Written instruction — Filter the entries that follow, copying every line in which the word "seconded" appears.

(Extracted data entries)
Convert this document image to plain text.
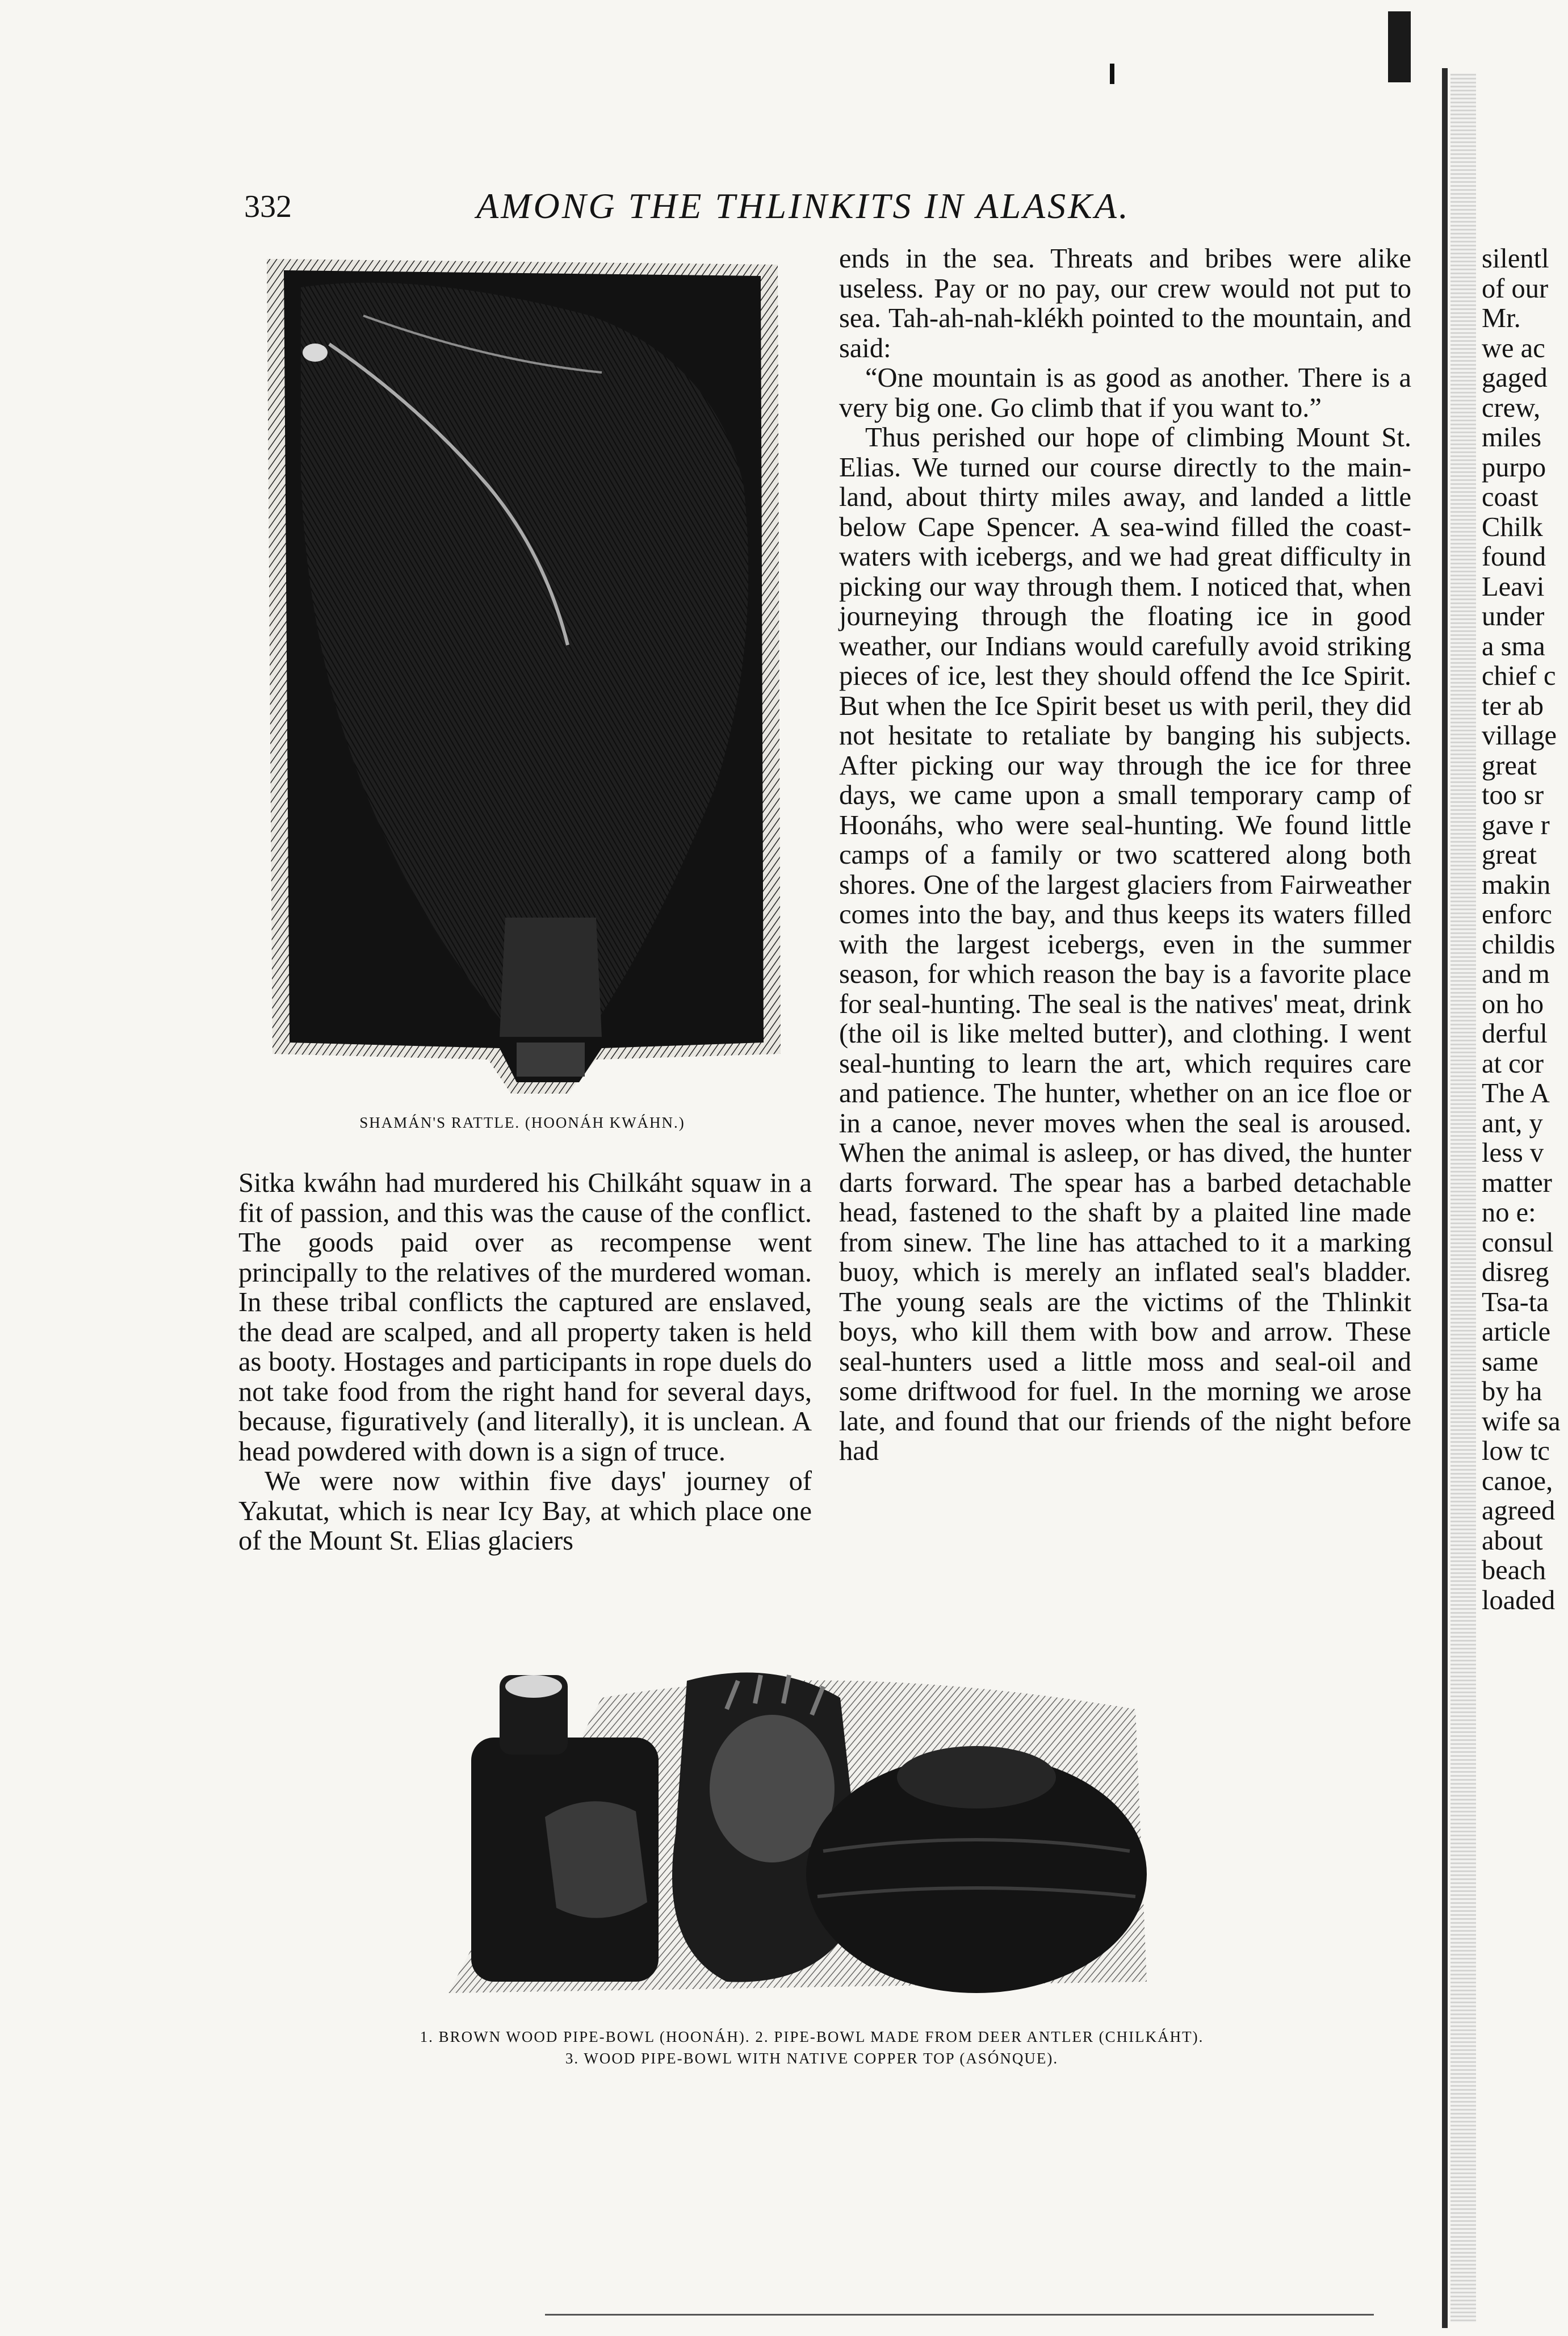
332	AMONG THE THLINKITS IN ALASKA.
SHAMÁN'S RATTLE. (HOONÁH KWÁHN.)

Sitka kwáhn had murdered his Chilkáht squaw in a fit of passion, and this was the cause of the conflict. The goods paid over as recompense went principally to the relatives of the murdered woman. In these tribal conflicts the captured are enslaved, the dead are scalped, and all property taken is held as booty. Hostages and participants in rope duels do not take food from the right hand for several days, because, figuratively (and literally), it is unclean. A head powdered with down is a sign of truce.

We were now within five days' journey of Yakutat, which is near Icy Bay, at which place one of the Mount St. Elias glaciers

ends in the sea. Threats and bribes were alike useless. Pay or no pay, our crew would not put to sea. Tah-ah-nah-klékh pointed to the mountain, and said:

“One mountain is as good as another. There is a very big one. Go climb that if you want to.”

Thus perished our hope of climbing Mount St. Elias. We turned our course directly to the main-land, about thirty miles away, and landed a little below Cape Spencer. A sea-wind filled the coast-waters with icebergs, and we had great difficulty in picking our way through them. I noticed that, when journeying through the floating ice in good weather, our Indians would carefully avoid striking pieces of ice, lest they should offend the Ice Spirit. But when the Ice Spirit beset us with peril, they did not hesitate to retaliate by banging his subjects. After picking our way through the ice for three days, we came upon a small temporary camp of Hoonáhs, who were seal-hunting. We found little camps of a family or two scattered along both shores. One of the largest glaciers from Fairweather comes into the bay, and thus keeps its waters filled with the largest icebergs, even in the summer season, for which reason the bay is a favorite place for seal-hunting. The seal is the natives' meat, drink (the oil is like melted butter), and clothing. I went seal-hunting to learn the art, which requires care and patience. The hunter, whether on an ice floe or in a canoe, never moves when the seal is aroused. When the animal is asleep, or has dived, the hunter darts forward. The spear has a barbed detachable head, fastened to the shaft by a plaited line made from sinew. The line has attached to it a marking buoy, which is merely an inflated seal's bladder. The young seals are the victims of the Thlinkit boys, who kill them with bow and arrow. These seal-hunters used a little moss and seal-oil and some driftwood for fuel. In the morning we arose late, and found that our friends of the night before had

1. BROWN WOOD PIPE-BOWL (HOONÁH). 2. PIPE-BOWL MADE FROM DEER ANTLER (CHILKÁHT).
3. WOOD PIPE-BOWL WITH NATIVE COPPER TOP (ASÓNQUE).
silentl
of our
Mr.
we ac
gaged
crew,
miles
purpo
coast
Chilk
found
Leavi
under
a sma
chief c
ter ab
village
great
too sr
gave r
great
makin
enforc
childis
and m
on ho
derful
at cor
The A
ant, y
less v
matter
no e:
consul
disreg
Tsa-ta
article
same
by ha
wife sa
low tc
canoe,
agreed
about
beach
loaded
...
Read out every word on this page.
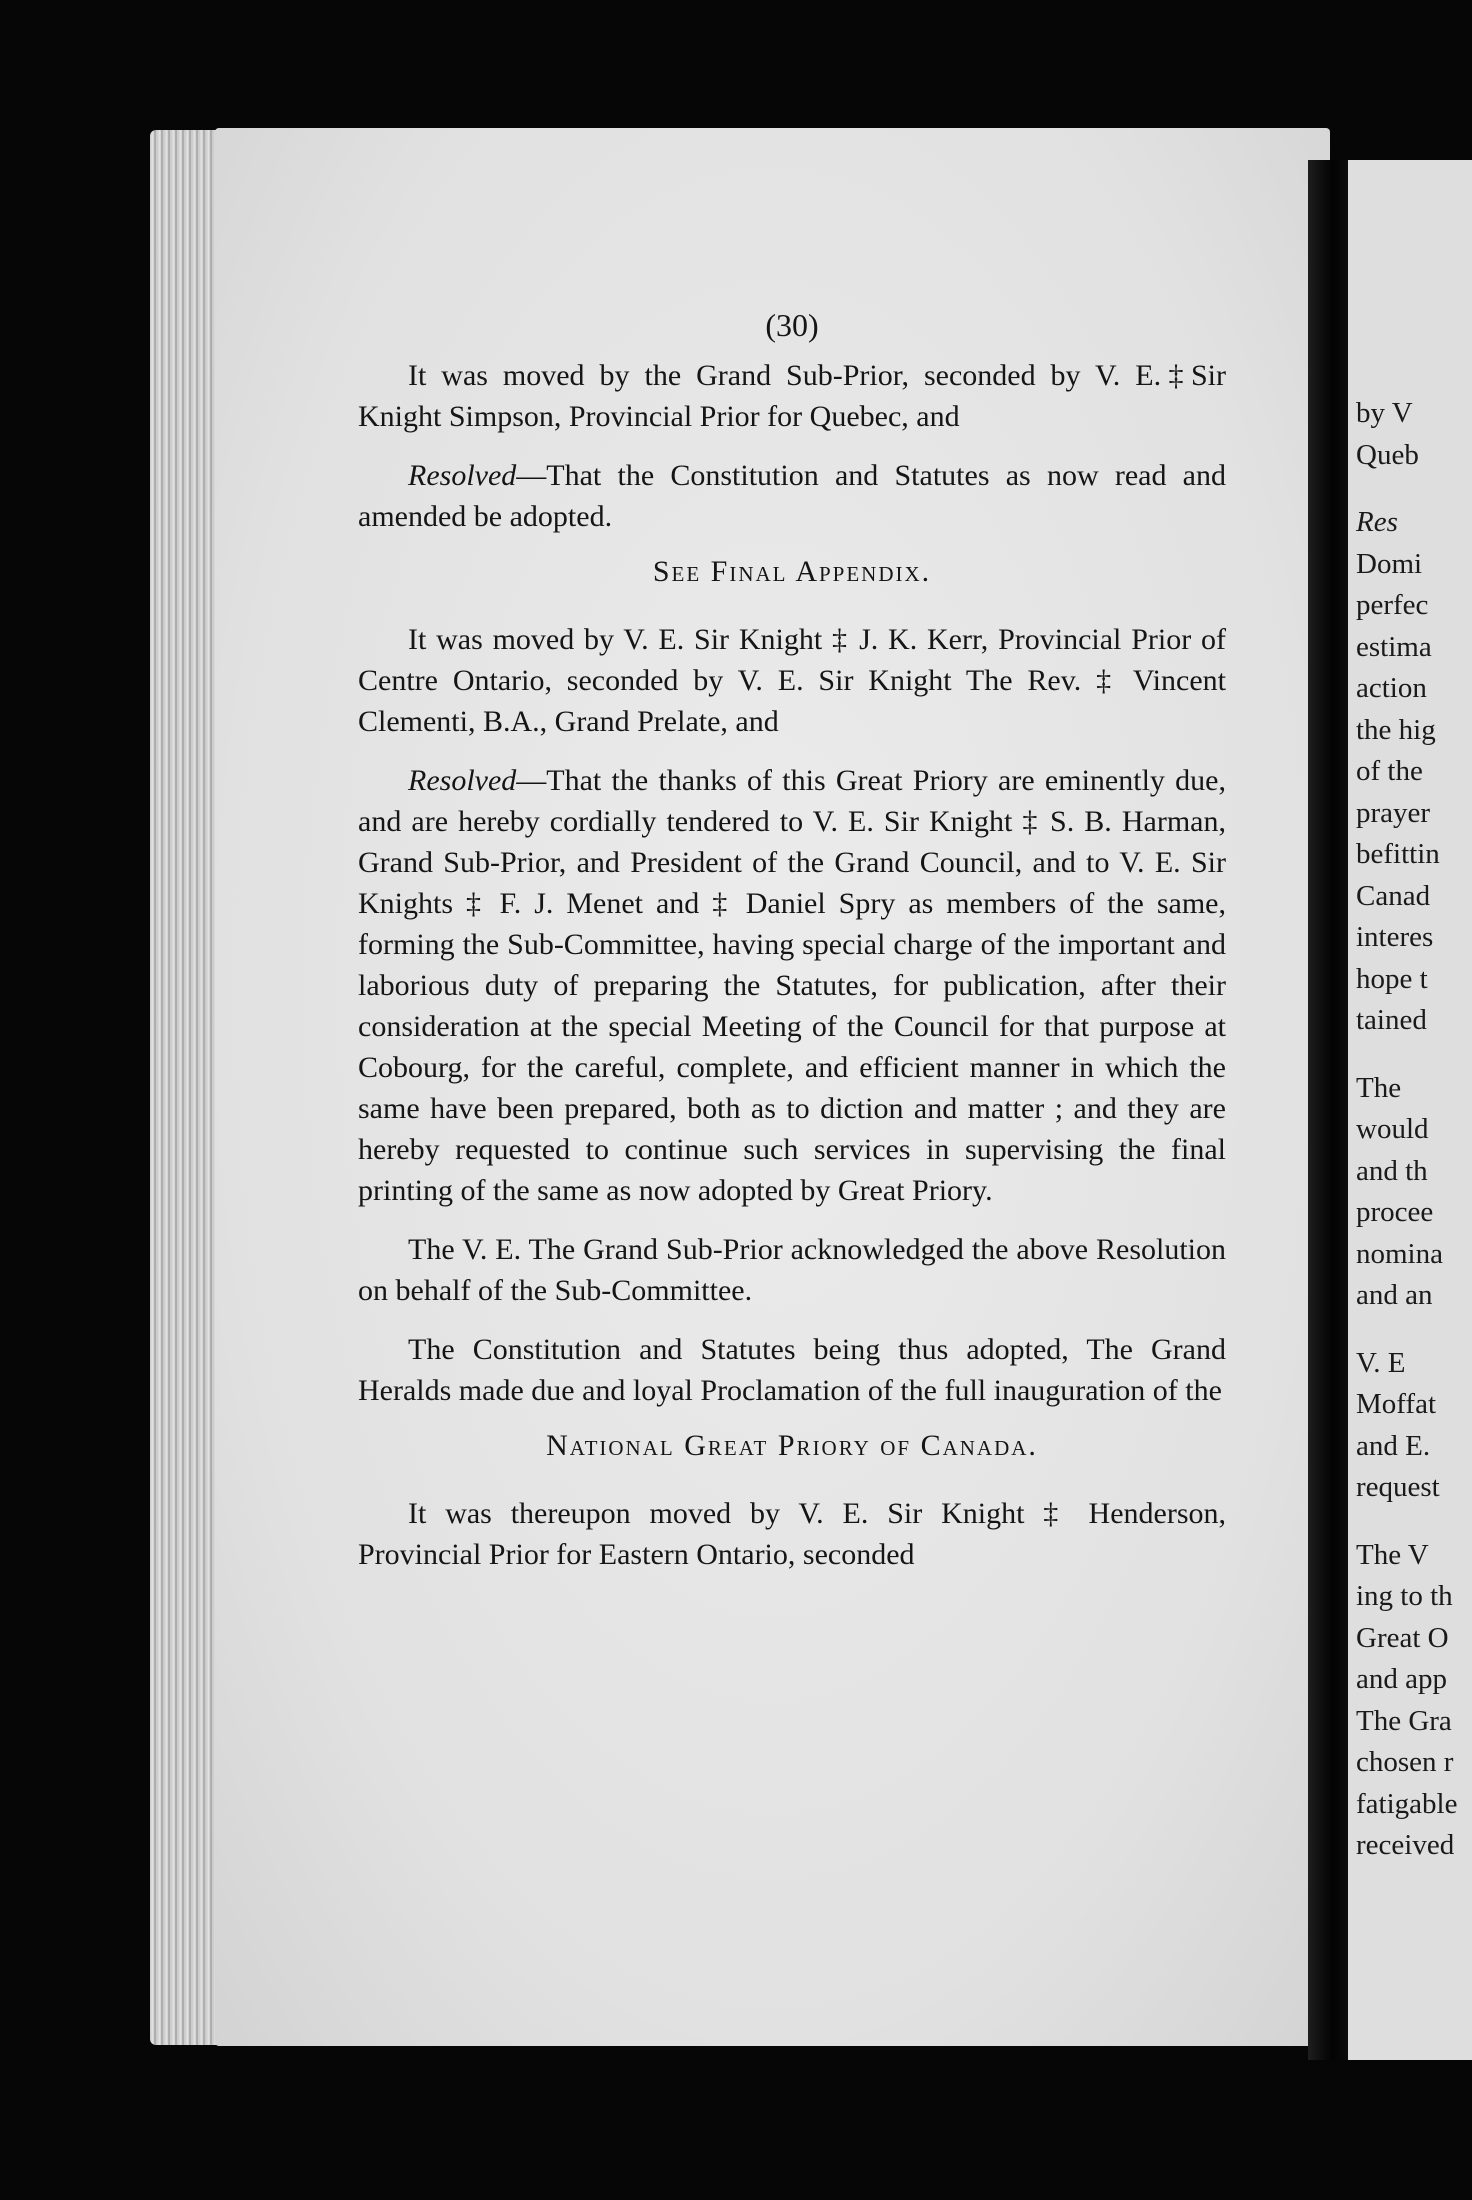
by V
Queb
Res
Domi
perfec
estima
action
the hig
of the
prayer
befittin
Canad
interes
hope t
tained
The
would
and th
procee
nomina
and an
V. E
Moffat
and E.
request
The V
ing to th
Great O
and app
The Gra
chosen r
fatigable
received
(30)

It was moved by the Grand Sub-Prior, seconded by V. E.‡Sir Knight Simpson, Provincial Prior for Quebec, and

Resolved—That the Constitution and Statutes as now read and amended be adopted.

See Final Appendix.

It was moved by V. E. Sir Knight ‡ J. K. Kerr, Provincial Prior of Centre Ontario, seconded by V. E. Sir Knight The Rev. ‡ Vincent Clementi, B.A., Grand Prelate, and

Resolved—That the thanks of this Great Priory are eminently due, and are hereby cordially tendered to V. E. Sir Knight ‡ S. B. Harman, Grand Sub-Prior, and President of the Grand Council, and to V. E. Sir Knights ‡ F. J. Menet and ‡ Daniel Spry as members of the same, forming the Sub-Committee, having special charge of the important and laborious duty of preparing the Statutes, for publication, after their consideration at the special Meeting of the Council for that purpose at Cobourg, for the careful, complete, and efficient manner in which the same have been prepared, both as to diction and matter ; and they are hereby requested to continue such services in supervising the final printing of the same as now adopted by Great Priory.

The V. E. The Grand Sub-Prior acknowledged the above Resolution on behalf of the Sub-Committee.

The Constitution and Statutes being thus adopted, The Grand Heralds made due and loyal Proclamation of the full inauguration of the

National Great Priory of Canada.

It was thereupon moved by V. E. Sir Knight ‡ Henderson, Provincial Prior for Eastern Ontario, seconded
* * *
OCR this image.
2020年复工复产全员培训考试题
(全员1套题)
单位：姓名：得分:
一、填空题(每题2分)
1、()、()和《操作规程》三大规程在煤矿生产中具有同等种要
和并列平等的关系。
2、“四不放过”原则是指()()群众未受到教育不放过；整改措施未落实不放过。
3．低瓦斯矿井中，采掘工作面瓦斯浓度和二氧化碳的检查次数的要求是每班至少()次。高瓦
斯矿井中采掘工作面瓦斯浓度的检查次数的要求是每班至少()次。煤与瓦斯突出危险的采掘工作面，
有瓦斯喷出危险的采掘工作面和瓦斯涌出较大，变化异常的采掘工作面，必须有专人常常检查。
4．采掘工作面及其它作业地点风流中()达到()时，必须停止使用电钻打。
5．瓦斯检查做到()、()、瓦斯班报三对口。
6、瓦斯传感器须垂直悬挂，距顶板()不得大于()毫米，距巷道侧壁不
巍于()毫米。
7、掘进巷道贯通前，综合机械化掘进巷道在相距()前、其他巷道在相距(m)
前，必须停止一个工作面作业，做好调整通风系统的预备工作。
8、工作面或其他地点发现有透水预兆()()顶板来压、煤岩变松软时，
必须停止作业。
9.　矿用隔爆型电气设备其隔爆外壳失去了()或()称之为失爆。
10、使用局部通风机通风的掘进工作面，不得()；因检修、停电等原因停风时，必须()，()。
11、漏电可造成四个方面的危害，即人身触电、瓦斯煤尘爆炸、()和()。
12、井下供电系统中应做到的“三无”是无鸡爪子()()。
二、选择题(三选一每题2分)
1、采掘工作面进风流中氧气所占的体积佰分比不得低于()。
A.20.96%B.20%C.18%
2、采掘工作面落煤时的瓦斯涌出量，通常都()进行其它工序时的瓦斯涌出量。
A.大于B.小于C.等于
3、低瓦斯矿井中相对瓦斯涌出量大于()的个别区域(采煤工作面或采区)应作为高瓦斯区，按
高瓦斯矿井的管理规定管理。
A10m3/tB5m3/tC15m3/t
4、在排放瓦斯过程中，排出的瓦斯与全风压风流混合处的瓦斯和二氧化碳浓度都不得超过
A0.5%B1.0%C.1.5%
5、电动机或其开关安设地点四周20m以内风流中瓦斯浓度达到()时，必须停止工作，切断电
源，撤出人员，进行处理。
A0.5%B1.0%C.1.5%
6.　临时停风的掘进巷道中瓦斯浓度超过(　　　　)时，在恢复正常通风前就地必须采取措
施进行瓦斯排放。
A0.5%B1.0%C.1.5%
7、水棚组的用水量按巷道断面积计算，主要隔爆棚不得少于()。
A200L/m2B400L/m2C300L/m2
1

Answer to the exercise —
It was moved by the Grand Sub-Prior, seconded by V. E.‡Sir Knight Simpson, Provincial Prior for Quebec, and
It was moved by V. E. Sir Knight ‡ J. K. Kerr, Provincial Prior of Centre Ontario, seconded by V. E. Sir Knight The Rev. ‡ Vincent Clementi, B.A., Grand Prelate, and
It was thereupon moved by V. E. Sir Knight ‡ Henderson, Provincial Prior for Eastern Ontario, seconded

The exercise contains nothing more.